* _Challenge_
Your answer should be a single number: the count of lines containing "name".

* _Exercise materials_
——————————

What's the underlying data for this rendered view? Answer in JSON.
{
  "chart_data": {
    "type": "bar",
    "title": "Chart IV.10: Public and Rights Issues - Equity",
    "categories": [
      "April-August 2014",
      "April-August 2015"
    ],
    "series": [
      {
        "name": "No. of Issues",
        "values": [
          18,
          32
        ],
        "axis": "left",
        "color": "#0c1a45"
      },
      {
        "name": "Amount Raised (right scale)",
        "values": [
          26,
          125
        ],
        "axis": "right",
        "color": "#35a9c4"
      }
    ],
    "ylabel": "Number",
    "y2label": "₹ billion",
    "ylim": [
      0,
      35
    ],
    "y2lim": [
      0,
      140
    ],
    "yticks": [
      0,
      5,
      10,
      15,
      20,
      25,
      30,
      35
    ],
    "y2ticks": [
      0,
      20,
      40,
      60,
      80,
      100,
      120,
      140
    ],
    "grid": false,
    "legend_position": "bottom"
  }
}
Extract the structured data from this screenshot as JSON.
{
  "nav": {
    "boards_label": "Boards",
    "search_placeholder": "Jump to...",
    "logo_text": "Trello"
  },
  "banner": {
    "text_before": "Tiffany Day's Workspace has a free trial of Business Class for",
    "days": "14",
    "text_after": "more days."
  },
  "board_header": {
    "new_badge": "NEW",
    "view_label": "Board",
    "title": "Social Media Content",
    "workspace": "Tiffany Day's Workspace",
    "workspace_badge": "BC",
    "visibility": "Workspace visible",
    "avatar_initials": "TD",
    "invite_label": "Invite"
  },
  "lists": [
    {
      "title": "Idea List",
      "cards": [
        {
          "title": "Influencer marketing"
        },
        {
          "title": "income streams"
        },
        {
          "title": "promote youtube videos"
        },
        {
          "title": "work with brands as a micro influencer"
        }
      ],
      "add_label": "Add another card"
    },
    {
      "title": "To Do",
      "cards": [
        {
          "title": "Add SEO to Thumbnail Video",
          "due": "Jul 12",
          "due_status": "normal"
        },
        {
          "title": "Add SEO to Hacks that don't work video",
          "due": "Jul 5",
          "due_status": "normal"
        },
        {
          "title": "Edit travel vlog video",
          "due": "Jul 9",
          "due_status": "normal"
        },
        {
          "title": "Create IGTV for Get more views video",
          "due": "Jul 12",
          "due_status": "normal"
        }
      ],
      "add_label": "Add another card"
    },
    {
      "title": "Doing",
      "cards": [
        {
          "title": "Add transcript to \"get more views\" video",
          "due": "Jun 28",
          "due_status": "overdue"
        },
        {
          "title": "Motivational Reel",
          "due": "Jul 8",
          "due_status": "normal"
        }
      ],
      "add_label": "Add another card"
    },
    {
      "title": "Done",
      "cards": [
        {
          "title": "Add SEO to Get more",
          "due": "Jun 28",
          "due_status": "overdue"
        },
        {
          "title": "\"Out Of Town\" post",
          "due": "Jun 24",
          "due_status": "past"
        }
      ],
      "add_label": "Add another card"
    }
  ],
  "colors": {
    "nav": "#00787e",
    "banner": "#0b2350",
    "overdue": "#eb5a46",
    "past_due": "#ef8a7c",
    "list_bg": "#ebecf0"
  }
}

——————————

* _The result_
2